▶

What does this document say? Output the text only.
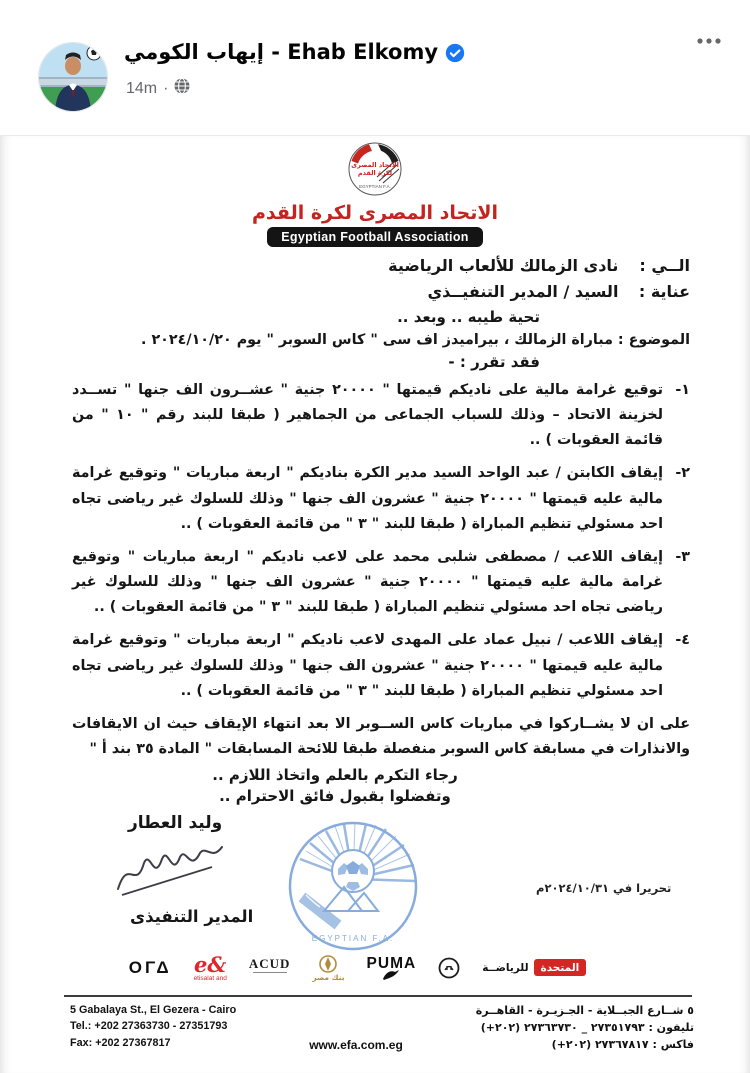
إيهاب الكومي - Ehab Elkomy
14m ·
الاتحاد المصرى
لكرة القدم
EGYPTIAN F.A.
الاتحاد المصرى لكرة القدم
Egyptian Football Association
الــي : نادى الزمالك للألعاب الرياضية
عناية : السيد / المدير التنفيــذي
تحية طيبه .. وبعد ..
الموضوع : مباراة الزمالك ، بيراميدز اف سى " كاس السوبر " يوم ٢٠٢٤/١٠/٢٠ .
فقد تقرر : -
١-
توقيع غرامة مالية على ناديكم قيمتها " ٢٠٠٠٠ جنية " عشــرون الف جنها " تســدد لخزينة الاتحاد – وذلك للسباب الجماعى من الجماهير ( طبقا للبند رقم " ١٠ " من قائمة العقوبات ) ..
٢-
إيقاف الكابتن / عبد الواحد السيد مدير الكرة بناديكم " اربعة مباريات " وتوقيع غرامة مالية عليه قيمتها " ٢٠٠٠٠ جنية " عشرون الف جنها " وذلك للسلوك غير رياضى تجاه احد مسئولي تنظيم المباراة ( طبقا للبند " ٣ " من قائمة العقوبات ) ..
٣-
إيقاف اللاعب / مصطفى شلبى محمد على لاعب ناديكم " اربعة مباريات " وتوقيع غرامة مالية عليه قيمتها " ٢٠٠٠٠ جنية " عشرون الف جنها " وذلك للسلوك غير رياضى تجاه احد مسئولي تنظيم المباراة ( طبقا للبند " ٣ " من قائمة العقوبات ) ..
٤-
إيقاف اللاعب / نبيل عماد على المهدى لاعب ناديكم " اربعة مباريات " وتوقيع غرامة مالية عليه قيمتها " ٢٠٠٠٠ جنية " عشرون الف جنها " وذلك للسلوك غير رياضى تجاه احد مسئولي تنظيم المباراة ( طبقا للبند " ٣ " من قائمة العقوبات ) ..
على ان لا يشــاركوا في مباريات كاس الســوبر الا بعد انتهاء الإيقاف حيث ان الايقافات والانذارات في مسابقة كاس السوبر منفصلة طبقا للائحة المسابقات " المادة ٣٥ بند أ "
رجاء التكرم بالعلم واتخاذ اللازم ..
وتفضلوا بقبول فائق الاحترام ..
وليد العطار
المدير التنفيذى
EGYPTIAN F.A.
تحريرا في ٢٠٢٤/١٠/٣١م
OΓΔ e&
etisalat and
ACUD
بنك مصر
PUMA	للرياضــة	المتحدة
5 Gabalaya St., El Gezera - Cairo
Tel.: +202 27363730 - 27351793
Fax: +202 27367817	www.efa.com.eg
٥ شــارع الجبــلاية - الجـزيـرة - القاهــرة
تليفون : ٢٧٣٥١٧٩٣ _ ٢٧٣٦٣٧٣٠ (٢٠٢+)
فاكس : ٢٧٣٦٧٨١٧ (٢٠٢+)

◀
▶

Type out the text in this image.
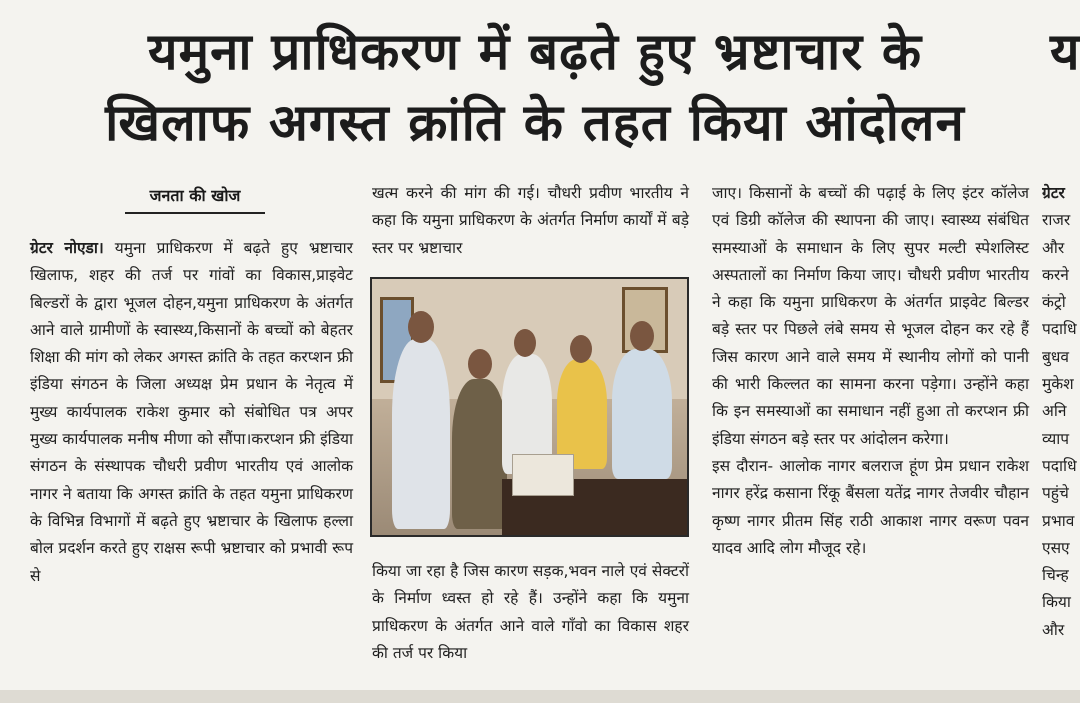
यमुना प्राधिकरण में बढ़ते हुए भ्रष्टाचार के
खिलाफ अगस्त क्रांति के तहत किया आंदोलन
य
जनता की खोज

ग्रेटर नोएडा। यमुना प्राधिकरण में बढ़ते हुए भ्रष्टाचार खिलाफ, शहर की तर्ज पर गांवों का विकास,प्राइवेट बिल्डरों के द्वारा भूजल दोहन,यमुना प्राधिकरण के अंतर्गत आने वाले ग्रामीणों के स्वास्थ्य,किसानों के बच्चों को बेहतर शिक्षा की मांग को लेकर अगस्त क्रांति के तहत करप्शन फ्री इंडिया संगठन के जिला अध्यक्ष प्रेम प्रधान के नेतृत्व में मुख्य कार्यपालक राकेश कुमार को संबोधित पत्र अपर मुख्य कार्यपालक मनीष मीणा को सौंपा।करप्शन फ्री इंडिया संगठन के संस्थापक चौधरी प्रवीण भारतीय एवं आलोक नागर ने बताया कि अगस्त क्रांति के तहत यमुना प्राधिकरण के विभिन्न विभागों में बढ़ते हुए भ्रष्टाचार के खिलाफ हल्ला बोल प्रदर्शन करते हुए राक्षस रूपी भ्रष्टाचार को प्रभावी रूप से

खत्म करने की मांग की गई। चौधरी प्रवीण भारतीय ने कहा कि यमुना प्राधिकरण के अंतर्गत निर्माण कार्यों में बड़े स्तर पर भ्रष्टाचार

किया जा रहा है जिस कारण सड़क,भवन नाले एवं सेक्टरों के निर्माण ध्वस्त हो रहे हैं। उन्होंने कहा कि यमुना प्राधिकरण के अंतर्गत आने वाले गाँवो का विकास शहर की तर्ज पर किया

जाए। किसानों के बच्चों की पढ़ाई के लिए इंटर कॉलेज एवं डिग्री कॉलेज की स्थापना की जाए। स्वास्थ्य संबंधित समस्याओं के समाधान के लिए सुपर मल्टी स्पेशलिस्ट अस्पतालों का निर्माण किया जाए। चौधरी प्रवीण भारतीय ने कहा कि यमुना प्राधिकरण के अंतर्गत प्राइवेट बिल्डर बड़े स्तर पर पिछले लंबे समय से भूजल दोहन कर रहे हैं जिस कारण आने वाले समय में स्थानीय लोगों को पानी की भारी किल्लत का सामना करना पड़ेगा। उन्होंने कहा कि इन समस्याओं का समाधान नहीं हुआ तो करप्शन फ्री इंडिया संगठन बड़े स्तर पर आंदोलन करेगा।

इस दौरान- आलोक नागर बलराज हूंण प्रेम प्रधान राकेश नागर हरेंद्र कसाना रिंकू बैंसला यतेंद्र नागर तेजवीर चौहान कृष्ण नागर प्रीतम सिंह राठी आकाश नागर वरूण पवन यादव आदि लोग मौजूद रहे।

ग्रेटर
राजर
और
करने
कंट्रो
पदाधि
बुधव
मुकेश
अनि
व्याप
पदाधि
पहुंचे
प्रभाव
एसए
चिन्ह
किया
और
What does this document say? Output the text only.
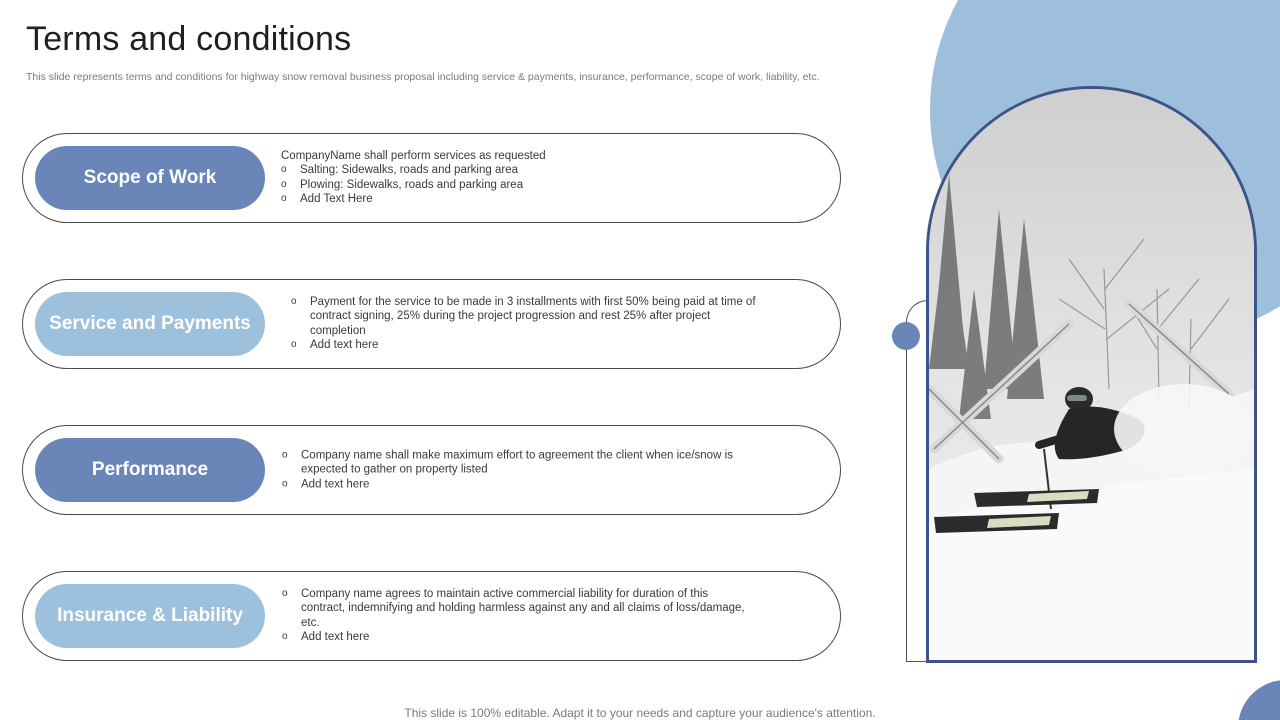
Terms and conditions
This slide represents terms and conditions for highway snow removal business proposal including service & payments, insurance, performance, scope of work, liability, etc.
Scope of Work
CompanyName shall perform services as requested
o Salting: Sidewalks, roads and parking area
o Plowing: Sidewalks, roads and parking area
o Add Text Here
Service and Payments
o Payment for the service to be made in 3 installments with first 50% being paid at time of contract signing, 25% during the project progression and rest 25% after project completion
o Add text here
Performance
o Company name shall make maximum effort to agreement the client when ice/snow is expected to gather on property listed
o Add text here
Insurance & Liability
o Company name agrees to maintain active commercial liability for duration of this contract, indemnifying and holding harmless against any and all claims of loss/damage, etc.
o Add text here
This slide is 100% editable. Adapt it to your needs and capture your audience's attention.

◀
▶

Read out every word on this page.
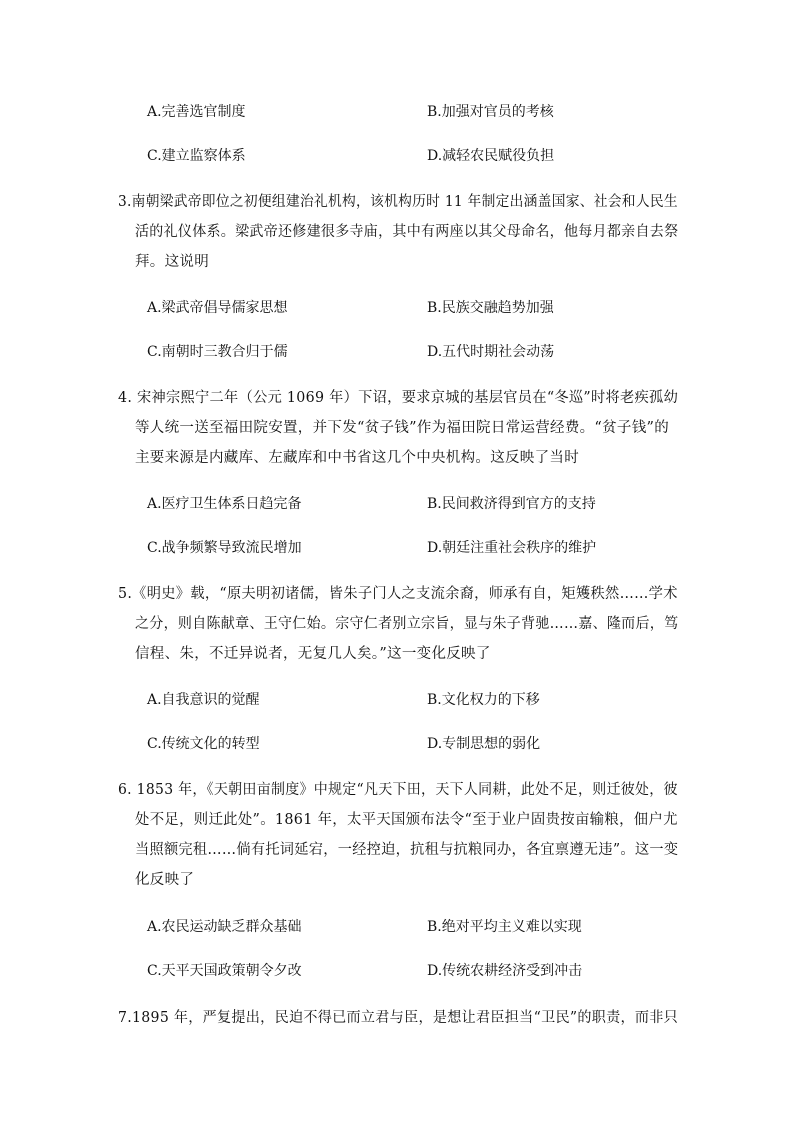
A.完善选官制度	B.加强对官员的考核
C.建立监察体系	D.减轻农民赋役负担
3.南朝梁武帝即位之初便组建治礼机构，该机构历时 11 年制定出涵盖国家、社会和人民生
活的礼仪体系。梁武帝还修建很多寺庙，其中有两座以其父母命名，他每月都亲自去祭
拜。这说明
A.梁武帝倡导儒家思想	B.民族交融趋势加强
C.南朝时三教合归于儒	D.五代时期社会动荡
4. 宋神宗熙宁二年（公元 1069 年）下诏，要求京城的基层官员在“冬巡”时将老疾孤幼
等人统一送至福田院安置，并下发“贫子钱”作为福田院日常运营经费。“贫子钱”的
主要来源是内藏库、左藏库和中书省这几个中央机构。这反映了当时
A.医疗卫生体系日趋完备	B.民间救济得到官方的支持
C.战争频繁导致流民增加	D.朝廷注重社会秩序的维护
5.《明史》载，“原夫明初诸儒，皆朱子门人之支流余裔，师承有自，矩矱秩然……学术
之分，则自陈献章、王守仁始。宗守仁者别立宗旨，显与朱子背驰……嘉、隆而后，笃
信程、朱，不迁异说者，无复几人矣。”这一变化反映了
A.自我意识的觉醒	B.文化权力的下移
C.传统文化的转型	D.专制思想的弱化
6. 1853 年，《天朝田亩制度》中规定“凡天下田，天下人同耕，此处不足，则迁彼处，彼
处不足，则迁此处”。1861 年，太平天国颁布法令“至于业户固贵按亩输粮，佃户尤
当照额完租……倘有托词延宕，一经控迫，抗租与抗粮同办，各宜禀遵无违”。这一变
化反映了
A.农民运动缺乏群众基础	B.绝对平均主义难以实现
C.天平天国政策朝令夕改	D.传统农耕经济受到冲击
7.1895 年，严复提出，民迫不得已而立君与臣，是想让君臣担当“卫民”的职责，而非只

◀

INSTRUCTIONS FOR THE TASK — Where a line holds the string "اربعة", copy that line.

SOLUTION TO THIS EXERCISE —
إيقاف الكابتن / عبد الواحد السيد مدير الكرة بناديكم " اربعة مباريات " وتوقيع غرامة مالية عليه قيمتها " ٢٠٠٠٠ جنية " عشرون الف جنها " وذلك للسلوك غير رياضى تجاه احد مسئولي تنظيم المباراة ( طبقا للبند " ٣ " من قائمة العقوبات ) ..
إيقاف اللاعب / مصطفى شلبى محمد على لاعب ناديكم " اربعة مباريات " وتوقيع غرامة مالية عليه قيمتها " ٢٠٠٠٠ جنية " عشرون الف جنها " وذلك للسلوك غير رياضى تجاه احد مسئولي تنظيم المباراة ( طبقا للبند " ٣ " من قائمة العقوبات ) ..
إيقاف اللاعب / نبيل عماد على المهدى لاعب ناديكم " اربعة مباريات " وتوقيع غرامة مالية عليه قيمتها " ٢٠٠٠٠ جنية " عشرون الف جنها " وذلك للسلوك غير رياضى تجاه احد مسئولي تنظيم المباراة ( طبقا للبند " ٣ " من قائمة العقوبات ) ..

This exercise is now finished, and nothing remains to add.